= Teks Bacaan =

※ ※ ※

PWMU.CO-Penghujung Tahun Hijriyah 1440 dimanfaatkan penggiat literasi di Surabaya menimba ilmu di Dapur Hana Jl.Raya Sutorejo No. 109, Sabtu (31/8/19).
Kegiatan bertajuk sinau bareng di Warung Pustaka ini beda dari biasanya. Workshop singkat dengan peserta dibatasi 15 orang dilakukan di ruang tamu sekaligus ruang kerja di kediaman pembicara Ustadz Najib Sulhan.
Peserta menikmati menu utama Dapur Hana nasi ayam geprek dan minum susu dingin berbagai rasa. Sekitar pukul 13.30 dengan santai Ustadz Najib membuka obrolan dengan bercerita tentang latar belakang acara ini.
Mulai dari pengalaman pribadi menjadi penulis hingga sukses menjadi guru prestasi tingkat nasional. ”Saya merasa terpanggil untuk meningkatkan budaya literasi guru guru Muhammadiyah Surabaya. Dibandingkan dengan Kota Malang, setiap bulan ada pelatihan guru pengembangan diri untuk literasinya. Di Surabaya belum maksimal,” katanya.

※ ※ ※

= Cuplikan Catatan =
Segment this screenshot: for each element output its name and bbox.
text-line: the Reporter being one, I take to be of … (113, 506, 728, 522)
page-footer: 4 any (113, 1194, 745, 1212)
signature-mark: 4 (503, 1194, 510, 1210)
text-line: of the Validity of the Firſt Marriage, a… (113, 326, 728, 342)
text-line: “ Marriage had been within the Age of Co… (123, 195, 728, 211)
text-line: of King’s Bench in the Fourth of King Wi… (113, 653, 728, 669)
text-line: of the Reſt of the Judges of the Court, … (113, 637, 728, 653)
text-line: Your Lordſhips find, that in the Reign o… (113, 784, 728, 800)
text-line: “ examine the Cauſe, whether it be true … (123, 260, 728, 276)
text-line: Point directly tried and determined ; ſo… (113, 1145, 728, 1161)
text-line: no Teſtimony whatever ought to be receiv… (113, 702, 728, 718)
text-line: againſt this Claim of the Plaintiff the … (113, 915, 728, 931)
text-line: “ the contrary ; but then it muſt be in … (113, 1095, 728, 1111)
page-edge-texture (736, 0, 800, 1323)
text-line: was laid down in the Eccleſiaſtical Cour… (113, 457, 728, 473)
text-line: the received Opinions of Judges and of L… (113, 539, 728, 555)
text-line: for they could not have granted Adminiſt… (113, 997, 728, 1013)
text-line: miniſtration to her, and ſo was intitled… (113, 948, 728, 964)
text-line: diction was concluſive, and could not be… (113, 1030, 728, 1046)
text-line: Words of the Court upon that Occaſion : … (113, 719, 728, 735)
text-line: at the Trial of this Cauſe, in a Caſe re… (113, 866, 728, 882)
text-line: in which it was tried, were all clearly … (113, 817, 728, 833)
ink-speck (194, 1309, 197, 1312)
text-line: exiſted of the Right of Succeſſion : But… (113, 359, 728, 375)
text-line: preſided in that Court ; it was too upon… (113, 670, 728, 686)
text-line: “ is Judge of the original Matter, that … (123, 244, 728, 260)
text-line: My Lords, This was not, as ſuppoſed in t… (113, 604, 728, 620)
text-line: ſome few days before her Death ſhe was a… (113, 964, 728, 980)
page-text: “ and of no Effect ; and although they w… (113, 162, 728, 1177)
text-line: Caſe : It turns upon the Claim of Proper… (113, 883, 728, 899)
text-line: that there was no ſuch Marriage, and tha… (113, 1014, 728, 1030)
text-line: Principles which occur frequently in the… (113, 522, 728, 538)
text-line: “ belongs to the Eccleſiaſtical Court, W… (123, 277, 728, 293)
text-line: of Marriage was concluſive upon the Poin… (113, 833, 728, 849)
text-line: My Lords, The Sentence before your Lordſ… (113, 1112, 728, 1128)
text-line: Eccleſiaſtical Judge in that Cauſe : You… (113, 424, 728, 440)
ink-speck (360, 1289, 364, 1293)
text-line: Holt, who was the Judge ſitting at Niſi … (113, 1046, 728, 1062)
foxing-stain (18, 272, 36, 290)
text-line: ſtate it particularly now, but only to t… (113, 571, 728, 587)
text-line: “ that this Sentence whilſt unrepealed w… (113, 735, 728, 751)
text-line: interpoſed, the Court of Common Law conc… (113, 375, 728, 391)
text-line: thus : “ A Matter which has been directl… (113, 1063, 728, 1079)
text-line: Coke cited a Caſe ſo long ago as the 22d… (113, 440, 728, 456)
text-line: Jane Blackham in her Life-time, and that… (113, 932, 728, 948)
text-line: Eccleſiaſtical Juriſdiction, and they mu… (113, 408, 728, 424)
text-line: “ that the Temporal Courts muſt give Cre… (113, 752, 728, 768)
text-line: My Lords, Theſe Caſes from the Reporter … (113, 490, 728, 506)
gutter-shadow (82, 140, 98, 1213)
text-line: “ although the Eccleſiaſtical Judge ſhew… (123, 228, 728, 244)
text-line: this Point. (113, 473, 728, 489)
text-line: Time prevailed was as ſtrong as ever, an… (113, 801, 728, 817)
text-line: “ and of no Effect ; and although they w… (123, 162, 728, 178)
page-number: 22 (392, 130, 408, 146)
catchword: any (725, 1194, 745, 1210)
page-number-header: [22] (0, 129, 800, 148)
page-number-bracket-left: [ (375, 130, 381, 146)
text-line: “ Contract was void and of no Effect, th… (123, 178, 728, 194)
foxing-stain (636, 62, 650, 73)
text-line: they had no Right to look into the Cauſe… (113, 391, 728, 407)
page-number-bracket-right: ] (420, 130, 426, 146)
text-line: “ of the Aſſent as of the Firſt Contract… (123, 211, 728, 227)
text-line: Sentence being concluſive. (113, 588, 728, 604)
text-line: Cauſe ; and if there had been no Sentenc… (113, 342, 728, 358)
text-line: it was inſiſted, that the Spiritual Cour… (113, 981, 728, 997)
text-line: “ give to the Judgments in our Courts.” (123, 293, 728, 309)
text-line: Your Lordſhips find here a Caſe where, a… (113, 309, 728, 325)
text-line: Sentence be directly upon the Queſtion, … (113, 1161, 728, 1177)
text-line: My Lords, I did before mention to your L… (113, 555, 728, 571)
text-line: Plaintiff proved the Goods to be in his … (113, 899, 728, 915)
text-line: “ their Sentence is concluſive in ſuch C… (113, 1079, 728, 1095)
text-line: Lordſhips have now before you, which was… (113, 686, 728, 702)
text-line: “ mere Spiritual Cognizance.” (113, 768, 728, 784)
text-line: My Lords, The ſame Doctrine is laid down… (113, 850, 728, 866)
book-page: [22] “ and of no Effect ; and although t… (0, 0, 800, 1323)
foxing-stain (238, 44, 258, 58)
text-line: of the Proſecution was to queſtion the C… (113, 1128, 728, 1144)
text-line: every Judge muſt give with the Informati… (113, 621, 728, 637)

※ ※ ※

= Petunjuk Latihan =
a – Menurut teks bacaan, berapa orang paling banyak yang boleh mengikuti workshop di kediaman Ustadz Najib Sulhan?
b – Tuliskan setiap keterangan waktu dalam teks bacaan yang menunjukkan kapan kegiatan di Dapur Hana berlangsung.

= Pembahasan Jawaban =
a – Peserta workshop dibatasi 15 orang.

b – Penghujung Tahun Hijriyah 1440, Sabtu (31/8/19), dan sekitar pukul 13.30.